▸ Given entries
⁂

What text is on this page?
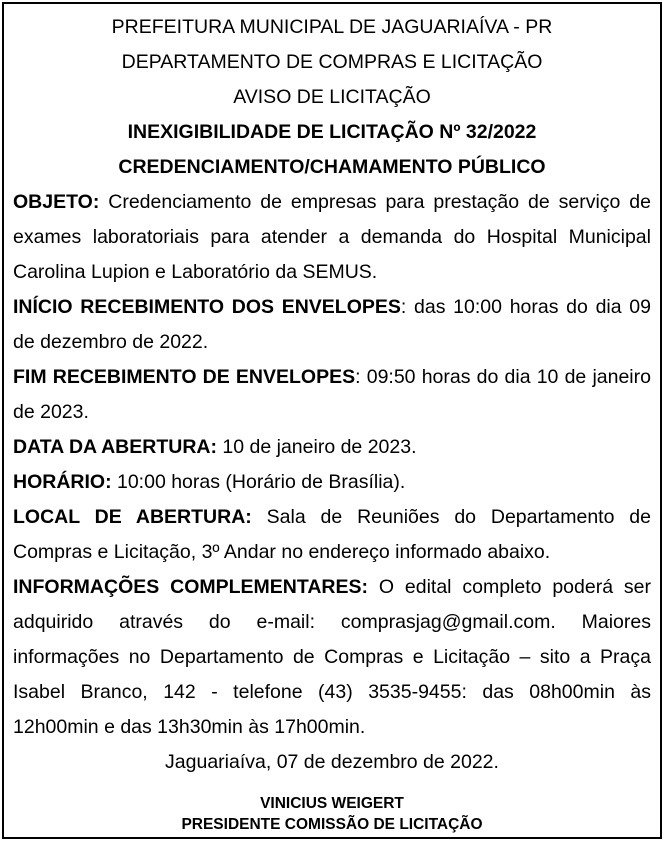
PREFEITURA MUNICIPAL DE JAGUARIAÍVA - PR

DEPARTAMENTO DE COMPRAS E LICITAÇÃO

AVISO DE LICITAÇÃO

INEXIGIBILIDADE DE LICITAÇÃO Nº 32/2022

CREDENCIAMENTO/CHAMAMENTO PÚBLICO

OBJETO: Credenciamento de empresas para prestação de serviço de exames laboratoriais para atender a demanda do Hospital Municipal Carolina Lupion e Laboratório da SEMUS.

INÍCIO RECEBIMENTO DOS ENVELOPES: das 10:00 horas do dia 09 de dezembro de 2022.

FIM RECEBIMENTO DE ENVELOPES: 09:50 horas do dia 10 de janeiro de 2023.

DATA DA ABERTURA: 10 de janeiro de 2023.

HORÁRIO: 10:00 horas (Horário de Brasília).

LOCAL DE ABERTURA: Sala de Reuniões do Departamento de Compras e Licitação, 3º Andar no endereço informado abaixo.

INFORMAÇÕES COMPLEMENTARES: O edital completo poderá ser adquirido através do e-mail: comprasjag@gmail.com. Maiores informações no Departamento de Compras e Licitação – sito a Praça Isabel Branco, 142 - telefone (43) 3535-9455: das 08h00min às 12h00min e das 13h30min às 17h00min.

Jaguariaíva, 07 de dezembro de 2022.

VINICIUS WEIGERT

PRESIDENTE COMISSÃO DE LICITAÇÃO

⁂

▸ Task brief
Give the entries again word for word, but skip the pictures.

▸ Written response
What text is on this page?
PREFEITURA MUNICIPAL DE JAGUARIAÍVA - PR

DEPARTAMENTO DE COMPRAS E LICITAÇÃO

AVISO DE LICITAÇÃO

INEXIGIBILIDADE DE LICITAÇÃO Nº 32/2022

CREDENCIAMENTO/CHAMAMENTO PÚBLICO

OBJETO: Credenciamento de empresas para prestação de serviço de exames laboratoriais para atender a demanda do Hospital Municipal Carolina Lupion e Laboratório da SEMUS.

INÍCIO RECEBIMENTO DOS ENVELOPES: das 10:00 horas do dia 09 de dezembro de 2022.

FIM RECEBIMENTO DE ENVELOPES: 09:50 horas do dia 10 de janeiro de 2023.

DATA DA ABERTURA: 10 de janeiro de 2023.

HORÁRIO: 10:00 horas (Horário de Brasília).

LOCAL DE ABERTURA: Sala de Reuniões do Departamento de Compras e Licitação, 3º Andar no endereço informado abaixo.

INFORMAÇÕES COMPLEMENTARES: O edital completo poderá ser adquirido através do e-mail: comprasjag@gmail.com. Maiores informações no Departamento de Compras e Licitação – sito a Praça Isabel Branco, 142 - telefone (43) 3535-9455: das 08h00min às 12h00min e das 13h30min às 17h00min.

Jaguariaíva, 07 de dezembro de 2022.

VINICIUS WEIGERT

PRESIDENTE COMISSÃO DE LICITAÇÃO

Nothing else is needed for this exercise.